— Direction 1 —
From the post on merging PDF files with iText, list each distinct identifier in its one line of Java code. Leave out the keyword new.
— Direction 2 —
Reproduce the passage of the iText merging post between "Tuesday, November 28, 2006" and "represent the PDF.", inclusive.
— Direction 3 —
Extend the post on merging PDF files with iText, starting after its final sentence.

— Source extract —

Tuesday, November 28, 2006

Merge PDF files with iText

The previous post described the use of iText to create a simple PDF. This post describes the use of iText to merge multiple PDF documents. The sample code here contains a method that will take the a list of PDF files as input, along with an OutputStream to which the merged PDF file will be written. This example also implements paging, i.e. along with merging the PDF files the merged PDF file also adds page numbers to the generated PDF file. The following is a brief description of the steps involved in merging PDF files using iText.
Skip to Sample code
  1. Create a PdfReader for each input PDF file
    PdfReader pdfReader = new PdfReader(pdf);
  2. Create a document object to represent the PDF.

— Records shown —
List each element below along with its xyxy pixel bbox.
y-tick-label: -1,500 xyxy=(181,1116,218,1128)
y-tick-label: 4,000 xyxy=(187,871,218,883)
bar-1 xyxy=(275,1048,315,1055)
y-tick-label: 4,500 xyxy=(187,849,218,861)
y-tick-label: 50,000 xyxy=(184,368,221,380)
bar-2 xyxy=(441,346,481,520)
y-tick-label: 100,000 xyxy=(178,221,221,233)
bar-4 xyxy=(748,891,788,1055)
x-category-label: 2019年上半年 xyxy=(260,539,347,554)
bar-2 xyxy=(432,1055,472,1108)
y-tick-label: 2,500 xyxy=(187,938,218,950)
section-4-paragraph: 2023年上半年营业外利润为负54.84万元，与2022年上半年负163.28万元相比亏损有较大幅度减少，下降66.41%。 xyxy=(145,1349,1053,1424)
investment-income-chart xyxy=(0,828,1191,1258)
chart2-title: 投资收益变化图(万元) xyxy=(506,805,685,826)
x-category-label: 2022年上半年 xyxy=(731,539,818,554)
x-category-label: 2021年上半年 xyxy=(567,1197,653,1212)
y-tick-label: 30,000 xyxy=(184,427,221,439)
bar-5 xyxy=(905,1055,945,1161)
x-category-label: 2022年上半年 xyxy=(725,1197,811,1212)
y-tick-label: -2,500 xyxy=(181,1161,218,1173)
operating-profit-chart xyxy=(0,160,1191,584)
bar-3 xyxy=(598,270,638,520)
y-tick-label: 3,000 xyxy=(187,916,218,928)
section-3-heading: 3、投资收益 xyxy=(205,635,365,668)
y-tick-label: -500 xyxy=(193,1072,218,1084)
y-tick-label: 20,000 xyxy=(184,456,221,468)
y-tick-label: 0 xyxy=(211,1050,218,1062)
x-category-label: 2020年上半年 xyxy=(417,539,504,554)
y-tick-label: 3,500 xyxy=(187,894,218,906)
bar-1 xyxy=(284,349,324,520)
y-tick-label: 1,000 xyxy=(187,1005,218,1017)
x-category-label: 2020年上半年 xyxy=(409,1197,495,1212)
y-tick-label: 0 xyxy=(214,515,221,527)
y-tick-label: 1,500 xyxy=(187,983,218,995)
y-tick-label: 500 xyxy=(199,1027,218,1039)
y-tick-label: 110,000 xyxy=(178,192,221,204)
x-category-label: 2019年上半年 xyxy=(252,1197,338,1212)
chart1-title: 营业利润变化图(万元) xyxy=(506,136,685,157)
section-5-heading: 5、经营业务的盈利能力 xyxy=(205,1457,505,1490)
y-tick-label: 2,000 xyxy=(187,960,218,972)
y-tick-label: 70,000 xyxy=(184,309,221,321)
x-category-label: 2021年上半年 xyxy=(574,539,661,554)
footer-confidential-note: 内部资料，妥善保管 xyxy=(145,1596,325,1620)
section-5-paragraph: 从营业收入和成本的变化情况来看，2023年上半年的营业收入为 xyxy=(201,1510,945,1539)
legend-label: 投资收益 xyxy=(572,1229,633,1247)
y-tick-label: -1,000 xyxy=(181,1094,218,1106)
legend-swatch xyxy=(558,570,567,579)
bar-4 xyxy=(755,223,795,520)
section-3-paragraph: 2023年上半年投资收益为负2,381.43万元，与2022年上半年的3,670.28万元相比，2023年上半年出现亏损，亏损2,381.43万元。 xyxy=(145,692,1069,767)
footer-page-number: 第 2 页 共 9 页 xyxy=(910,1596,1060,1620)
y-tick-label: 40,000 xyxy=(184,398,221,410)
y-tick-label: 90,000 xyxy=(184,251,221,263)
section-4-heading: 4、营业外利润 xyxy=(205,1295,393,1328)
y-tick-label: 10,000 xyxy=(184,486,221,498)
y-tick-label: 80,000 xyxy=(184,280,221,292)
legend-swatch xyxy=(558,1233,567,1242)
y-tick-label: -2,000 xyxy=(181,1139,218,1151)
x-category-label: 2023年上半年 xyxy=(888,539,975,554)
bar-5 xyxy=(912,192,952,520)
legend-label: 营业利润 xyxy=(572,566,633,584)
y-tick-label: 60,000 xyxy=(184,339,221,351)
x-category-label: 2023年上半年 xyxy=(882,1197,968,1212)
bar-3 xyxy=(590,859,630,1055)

— Written response 1 —
PdfReader, pdfReader, pdf

— Written response 2 —
Tuesday, November 28, 2006

Merge PDF files with iText

The previous post described the use of iText to create a simple PDF. This post describes the use of iText to merge multiple PDF documents. The sample code here contains a method that will take the a list of PDF files as input, along with an OutputStream to which the merged PDF file will be written. This example also implements paging, i.e. along with merging the PDF files the merged PDF file also adds page numbers to the generated PDF file. The following is a brief description of the steps involved in merging PDF files using iText.
Skip to Sample code
  1. Create a PdfReader for each input PDF file
    PdfReader pdfReader = new PdfReader(pdf);
  2. Create a document object to represent the PDF.

— Written response 3 —
    Document document = new Document();
  3. Create a PdfWriter for the target OutputStream
    PdfWriter writer = PdfWriter.getInstance(document, outputStream);
  4. Select a font with which the page numbers will be written
    BaseFont bf = BaseFont.createFont(BaseFont.HELVETICA, BaseFont.CP1252, BaseFont.NOT_EMBEDDED);
  5. Create a a PdfContentByte object to hold the data of the merged PDF
    PdfContentByte cb = writer.getDirectContent();
  6. Add individual pages from the source to the target.
    document.newPage();
    pageOfCurrentReaderPDF++;
    currentPageNumber++;
    page1 = writer.getImportedPage(pdfReader, pageOfCurrentReaderPDF);
    cb.addTemplate(page1, 0, 0);
  7. Add page text at the bottom of the page
    cb.beginText();
    cb.setFontAndSize(bf, 9);
    cb.showTextAligned(PdfContentByte.ALIGN_CENTER, "Page " + currentPageNumber + " of " + totalPages, 520, 5, 0);
    cb.endText();
The following is the complete source code merging PDF files.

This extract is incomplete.